- **STATED GOAL**: Where a line of the material contains the string "Input", copy that line.

- **PROVIDED DATA**:
━━━━━━━━━━━━━━━━━━━━

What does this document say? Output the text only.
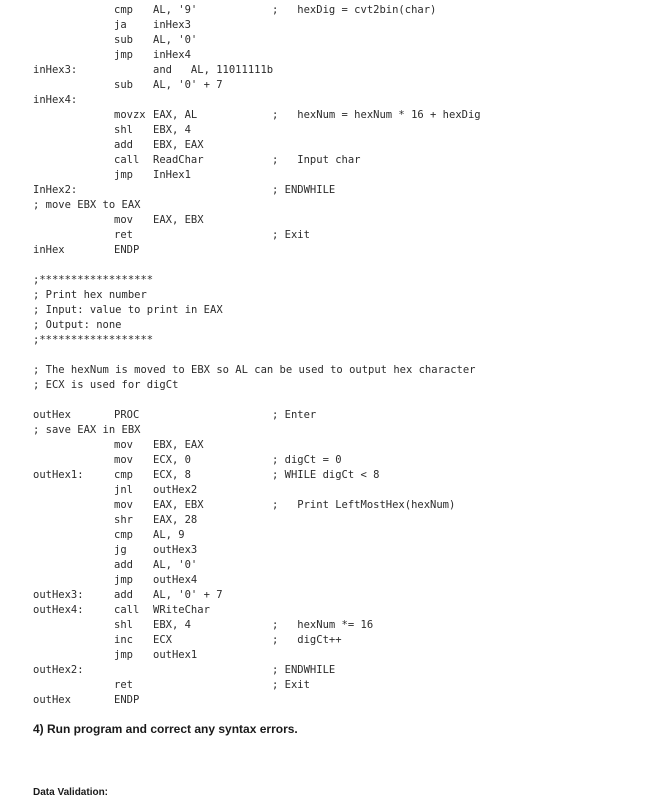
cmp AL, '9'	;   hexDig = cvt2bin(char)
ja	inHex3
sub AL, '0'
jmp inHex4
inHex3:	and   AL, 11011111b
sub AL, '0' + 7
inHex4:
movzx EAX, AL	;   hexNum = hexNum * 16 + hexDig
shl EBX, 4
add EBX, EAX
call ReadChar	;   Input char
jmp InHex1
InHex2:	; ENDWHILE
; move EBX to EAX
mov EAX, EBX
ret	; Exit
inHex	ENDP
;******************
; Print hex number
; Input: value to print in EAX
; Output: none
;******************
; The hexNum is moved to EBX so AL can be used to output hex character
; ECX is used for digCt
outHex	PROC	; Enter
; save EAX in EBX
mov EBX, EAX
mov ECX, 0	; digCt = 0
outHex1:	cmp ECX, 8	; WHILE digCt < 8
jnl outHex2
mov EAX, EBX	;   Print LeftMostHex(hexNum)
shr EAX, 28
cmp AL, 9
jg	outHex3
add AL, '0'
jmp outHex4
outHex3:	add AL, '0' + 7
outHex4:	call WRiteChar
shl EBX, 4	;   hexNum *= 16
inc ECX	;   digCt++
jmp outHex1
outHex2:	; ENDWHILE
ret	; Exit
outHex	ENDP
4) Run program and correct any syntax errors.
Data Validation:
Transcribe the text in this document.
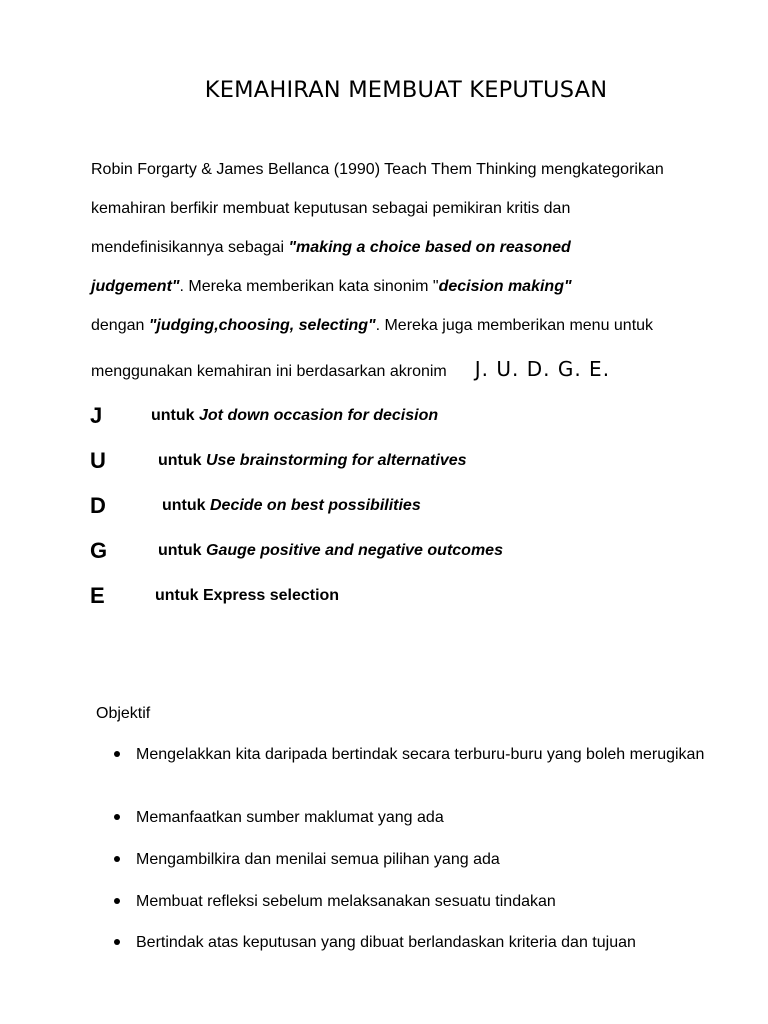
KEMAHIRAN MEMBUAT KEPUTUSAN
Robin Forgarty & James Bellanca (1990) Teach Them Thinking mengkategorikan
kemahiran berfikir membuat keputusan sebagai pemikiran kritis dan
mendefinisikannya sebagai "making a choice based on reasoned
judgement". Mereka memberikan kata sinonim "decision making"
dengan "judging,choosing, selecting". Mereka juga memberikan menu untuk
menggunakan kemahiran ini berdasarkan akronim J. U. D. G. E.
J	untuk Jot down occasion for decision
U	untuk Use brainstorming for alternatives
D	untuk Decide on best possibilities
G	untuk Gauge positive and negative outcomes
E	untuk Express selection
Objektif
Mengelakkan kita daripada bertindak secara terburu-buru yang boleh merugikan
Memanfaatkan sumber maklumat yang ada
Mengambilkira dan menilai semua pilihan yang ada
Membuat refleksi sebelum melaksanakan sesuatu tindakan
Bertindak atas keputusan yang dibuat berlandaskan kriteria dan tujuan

━━━━━━━━━━━━━━━━━━━━

- **RESPONSE TO THE EXERCISE**:
call ReadChar	;   Input char
; Input: value to print in EAX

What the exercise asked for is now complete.